** Begin Records for processing **

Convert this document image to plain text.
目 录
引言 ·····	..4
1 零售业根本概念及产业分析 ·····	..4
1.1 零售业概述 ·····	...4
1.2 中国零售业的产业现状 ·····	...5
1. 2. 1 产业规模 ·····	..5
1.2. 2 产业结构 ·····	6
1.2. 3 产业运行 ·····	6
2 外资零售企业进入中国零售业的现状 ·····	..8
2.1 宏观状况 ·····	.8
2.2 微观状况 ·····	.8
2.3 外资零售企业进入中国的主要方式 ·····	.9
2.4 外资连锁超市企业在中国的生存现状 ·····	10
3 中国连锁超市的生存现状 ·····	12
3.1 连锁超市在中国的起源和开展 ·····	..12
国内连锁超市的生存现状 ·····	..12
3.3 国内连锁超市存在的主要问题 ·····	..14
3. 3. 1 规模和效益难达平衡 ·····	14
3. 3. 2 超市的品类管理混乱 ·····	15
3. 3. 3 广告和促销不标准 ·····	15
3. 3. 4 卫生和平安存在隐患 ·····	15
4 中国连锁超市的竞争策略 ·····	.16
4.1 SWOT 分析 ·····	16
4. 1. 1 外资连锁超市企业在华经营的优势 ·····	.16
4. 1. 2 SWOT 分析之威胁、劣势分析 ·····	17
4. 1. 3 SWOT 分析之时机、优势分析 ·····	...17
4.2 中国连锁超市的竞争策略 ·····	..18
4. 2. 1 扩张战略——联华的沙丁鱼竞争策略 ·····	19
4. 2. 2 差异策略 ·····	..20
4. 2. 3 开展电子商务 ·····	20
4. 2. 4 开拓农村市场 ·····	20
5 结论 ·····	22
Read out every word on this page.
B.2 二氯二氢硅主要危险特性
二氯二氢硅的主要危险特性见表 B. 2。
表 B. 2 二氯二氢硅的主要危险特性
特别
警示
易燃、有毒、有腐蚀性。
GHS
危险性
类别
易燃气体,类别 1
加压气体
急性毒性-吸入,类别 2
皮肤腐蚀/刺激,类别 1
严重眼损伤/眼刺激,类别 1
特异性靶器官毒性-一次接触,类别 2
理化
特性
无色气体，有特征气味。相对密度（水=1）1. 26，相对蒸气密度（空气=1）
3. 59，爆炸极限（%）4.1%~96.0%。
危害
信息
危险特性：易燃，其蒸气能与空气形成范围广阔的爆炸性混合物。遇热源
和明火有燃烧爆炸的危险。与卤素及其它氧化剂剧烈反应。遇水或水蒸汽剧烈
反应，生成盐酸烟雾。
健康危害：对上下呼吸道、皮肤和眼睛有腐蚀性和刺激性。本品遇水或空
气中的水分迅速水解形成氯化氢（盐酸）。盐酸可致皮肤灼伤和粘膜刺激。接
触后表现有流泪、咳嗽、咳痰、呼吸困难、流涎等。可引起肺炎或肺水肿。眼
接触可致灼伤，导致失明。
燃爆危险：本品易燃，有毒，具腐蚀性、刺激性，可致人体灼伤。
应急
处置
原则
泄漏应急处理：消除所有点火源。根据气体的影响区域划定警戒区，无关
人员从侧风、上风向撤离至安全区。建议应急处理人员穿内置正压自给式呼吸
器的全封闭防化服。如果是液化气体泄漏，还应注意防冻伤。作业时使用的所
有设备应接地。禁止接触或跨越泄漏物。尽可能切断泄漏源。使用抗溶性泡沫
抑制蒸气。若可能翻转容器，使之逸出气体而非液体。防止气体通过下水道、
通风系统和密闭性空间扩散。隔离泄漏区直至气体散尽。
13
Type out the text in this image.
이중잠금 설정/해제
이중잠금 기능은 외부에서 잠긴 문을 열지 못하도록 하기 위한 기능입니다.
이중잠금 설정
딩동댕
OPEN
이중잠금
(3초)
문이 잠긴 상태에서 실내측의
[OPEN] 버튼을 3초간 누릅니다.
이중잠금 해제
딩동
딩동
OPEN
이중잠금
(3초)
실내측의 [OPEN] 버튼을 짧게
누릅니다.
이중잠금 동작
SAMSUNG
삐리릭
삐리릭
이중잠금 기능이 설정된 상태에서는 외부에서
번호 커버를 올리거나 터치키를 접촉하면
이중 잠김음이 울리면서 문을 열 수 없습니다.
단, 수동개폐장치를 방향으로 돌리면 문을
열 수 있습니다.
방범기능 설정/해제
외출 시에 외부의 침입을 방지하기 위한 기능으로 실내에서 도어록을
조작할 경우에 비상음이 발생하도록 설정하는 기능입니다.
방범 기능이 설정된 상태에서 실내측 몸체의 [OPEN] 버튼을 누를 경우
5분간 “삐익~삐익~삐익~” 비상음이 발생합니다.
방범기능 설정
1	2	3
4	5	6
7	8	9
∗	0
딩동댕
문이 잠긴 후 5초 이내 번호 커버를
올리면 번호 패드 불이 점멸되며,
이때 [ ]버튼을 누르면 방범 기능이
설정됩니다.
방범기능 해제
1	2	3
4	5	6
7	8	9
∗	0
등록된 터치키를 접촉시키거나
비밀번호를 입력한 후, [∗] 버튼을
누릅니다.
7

** End Records for processing **

Description of the task: Your task is to transcribe the line containing "Read out every word on this page." and every line after it, through the last line of the data, exactly as written and with nothing more.

Expected output:
Read out every word on this page.
B.2 二氯二氢硅主要危险特性
二氯二氢硅的主要危险特性见表 B. 2。
表 B. 2 二氯二氢硅的主要危险特性
特别
警示
易燃、有毒、有腐蚀性。
GHS
危险性
类别
易燃气体,类别 1
加压气体
急性毒性-吸入,类别 2
皮肤腐蚀/刺激,类别 1
严重眼损伤/眼刺激,类别 1
特异性靶器官毒性-一次接触,类别 2
理化
特性
无色气体，有特征气味。相对密度（水=1）1. 26，相对蒸气密度（空气=1）
3. 59，爆炸极限（%）4.1%~96.0%。
危害
信息
危险特性：易燃，其蒸气能与空气形成范围广阔的爆炸性混合物。遇热源
和明火有燃烧爆炸的危险。与卤素及其它氧化剂剧烈反应。遇水或水蒸汽剧烈
反应，生成盐酸烟雾。
健康危害：对上下呼吸道、皮肤和眼睛有腐蚀性和刺激性。本品遇水或空
气中的水分迅速水解形成氯化氢（盐酸）。盐酸可致皮肤灼伤和粘膜刺激。接
触后表现有流泪、咳嗽、咳痰、呼吸困难、流涎等。可引起肺炎或肺水肿。眼
接触可致灼伤，导致失明。
燃爆危险：本品易燃，有毒，具腐蚀性、刺激性，可致人体灼伤。
应急
处置
原则
泄漏应急处理：消除所有点火源。根据气体的影响区域划定警戒区，无关
人员从侧风、上风向撤离至安全区。建议应急处理人员穿内置正压自给式呼吸
器的全封闭防化服。如果是液化气体泄漏，还应注意防冻伤。作业时使用的所
有设备应接地。禁止接触或跨越泄漏物。尽可能切断泄漏源。使用抗溶性泡沫
抑制蒸气。若可能翻转容器，使之逸出气体而非液体。防止气体通过下水道、
通风系统和密闭性空间扩散。隔离泄漏区直至气体散尽。
13
Type out the text in this image.
이중잠금 설정/해제
이중잠금 기능은 외부에서 잠긴 문을 열지 못하도록 하기 위한 기능입니다.
이중잠금 설정
딩동댕
OPEN
이중잠금
(3초)
문이 잠긴 상태에서 실내측의
[OPEN] 버튼을 3초간 누릅니다.
이중잠금 해제
딩동
딩동
OPEN
이중잠금
(3초)
실내측의 [OPEN] 버튼을 짧게
누릅니다.
이중잠금 동작
SAMSUNG
삐리릭
삐리릭
이중잠금 기능이 설정된 상태에서는 외부에서
번호 커버를 올리거나 터치키를 접촉하면
이중 잠김음이 울리면서 문을 열 수 없습니다.
단, 수동개폐장치를 방향으로 돌리면 문을
열 수 있습니다.
방범기능 설정/해제
외출 시에 외부의 침입을 방지하기 위한 기능으로 실내에서 도어록을
조작할 경우에 비상음이 발생하도록 설정하는 기능입니다.
방범 기능이 설정된 상태에서 실내측 몸체의 [OPEN] 버튼을 누를 경우
5분간 “삐익~삐익~삐익~” 비상음이 발생합니다.
방범기능 설정
1	2	3
4	5	6
7	8	9
∗	0
딩동댕
문이 잠긴 후 5초 이내 번호 커버를
올리면 번호 패드 불이 점멸되며,
이때 [ ]버튼을 누르면 방범 기능이
설정됩니다.
방범기능 해제
1	2	3
4	5	6
7	8	9
∗	0
등록된 터치키를 접촉시키거나
비밀번호를 입력한 후, [∗] 버튼을
누릅니다.
7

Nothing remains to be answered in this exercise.